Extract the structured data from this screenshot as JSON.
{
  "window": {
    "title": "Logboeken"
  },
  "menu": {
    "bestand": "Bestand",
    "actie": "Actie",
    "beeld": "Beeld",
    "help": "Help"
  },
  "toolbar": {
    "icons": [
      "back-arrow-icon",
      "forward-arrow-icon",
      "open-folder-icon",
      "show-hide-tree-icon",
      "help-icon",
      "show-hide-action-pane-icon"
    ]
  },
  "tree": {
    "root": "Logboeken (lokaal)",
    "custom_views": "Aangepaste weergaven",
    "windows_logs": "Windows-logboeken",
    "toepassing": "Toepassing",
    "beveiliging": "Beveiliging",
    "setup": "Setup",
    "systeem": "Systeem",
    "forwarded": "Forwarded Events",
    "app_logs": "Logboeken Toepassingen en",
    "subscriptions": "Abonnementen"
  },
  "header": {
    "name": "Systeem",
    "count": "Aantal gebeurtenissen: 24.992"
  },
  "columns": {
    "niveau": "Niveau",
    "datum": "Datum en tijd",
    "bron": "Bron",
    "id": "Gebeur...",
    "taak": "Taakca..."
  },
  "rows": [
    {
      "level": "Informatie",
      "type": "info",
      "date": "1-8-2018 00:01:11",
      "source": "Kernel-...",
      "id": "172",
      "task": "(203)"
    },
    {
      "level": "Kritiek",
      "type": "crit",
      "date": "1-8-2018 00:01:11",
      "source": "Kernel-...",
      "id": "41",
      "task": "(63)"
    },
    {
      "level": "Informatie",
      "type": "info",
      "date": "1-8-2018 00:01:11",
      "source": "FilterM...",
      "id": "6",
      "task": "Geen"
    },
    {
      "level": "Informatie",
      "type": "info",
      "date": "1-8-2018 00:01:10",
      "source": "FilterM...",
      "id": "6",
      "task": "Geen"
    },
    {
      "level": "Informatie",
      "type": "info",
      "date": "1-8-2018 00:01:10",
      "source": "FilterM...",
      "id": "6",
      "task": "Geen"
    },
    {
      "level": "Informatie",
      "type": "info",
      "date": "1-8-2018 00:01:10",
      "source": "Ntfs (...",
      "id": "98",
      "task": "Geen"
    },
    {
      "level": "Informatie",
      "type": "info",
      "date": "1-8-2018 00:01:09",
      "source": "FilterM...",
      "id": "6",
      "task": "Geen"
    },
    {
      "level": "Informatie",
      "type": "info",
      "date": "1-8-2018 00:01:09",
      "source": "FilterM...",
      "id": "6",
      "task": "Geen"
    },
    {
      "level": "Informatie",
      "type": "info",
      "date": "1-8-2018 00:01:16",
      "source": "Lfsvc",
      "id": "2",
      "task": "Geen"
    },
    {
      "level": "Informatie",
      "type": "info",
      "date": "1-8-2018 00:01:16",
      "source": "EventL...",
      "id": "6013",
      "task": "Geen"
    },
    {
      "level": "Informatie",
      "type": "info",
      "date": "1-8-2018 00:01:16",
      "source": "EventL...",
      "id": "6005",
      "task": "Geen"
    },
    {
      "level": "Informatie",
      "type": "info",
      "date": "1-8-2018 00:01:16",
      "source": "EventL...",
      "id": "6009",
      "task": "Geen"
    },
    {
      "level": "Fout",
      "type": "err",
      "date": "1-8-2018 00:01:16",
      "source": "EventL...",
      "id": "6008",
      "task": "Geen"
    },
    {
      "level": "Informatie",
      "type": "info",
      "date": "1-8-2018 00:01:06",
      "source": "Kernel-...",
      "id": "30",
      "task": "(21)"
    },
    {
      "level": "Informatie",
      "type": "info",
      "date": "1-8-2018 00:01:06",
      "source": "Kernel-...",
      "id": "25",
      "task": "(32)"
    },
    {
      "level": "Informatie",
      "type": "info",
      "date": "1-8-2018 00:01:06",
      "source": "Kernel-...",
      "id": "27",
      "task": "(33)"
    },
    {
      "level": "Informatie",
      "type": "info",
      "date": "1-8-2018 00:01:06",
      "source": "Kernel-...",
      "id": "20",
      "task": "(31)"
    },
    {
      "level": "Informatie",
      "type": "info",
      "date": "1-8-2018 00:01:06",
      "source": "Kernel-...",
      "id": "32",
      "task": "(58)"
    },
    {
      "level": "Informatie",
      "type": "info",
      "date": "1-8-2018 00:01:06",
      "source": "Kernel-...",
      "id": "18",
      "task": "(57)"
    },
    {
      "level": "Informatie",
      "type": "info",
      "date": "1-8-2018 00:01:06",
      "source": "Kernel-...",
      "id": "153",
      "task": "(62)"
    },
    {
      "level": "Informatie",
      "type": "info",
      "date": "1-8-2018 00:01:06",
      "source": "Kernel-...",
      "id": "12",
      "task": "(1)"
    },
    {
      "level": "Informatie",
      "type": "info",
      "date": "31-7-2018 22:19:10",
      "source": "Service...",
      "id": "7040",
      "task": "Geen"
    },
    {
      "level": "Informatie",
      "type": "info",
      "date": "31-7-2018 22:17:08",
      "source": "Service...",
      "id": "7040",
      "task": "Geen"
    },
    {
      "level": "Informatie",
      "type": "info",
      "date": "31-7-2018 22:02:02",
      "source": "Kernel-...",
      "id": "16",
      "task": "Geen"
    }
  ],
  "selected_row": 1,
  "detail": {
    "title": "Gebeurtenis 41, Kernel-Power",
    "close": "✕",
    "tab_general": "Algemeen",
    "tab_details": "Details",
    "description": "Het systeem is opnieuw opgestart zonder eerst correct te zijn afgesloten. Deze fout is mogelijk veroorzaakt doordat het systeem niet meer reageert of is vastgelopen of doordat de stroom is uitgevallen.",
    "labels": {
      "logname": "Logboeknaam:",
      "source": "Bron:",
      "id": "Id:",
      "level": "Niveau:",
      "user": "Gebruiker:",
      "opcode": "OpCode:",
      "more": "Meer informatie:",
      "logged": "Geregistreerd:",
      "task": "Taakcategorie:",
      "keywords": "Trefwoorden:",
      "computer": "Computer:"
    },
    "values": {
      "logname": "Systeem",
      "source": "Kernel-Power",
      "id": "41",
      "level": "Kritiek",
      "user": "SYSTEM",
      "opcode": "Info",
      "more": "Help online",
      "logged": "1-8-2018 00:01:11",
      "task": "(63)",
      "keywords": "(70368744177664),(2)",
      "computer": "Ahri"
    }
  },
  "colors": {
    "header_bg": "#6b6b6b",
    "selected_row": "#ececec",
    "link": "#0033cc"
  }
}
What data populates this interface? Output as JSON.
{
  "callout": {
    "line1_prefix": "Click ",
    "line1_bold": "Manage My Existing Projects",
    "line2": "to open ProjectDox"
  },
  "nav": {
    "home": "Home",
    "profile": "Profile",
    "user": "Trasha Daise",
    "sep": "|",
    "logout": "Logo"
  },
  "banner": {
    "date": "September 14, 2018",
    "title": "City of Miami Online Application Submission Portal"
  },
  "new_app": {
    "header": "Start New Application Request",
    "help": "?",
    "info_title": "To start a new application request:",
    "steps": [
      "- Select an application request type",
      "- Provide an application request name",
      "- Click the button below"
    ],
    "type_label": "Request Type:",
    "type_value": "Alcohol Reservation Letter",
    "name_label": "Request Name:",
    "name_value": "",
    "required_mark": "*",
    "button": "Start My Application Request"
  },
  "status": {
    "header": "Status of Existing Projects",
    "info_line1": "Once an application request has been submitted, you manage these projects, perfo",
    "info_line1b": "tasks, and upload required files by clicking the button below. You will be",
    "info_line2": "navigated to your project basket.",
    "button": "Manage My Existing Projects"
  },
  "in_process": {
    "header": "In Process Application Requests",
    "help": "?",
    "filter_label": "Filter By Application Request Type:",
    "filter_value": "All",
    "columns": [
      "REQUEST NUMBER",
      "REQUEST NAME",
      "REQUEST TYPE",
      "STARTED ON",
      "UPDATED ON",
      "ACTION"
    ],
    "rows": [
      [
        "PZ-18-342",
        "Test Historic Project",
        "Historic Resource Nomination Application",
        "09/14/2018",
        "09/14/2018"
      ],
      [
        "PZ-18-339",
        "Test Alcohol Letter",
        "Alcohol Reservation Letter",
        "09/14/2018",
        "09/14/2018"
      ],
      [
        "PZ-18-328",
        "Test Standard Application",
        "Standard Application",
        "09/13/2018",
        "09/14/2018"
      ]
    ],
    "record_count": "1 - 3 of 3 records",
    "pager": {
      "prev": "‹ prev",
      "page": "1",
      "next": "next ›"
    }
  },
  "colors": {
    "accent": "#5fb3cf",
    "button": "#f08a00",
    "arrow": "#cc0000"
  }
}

═══

*GIVEN REQUEST*. Using the records above, find and show each line with the string "keywords".

*WRITTEN REPLY*.
      "keywords": "Trefwoorden:",
      "keywords": "(70368744177664),(2)",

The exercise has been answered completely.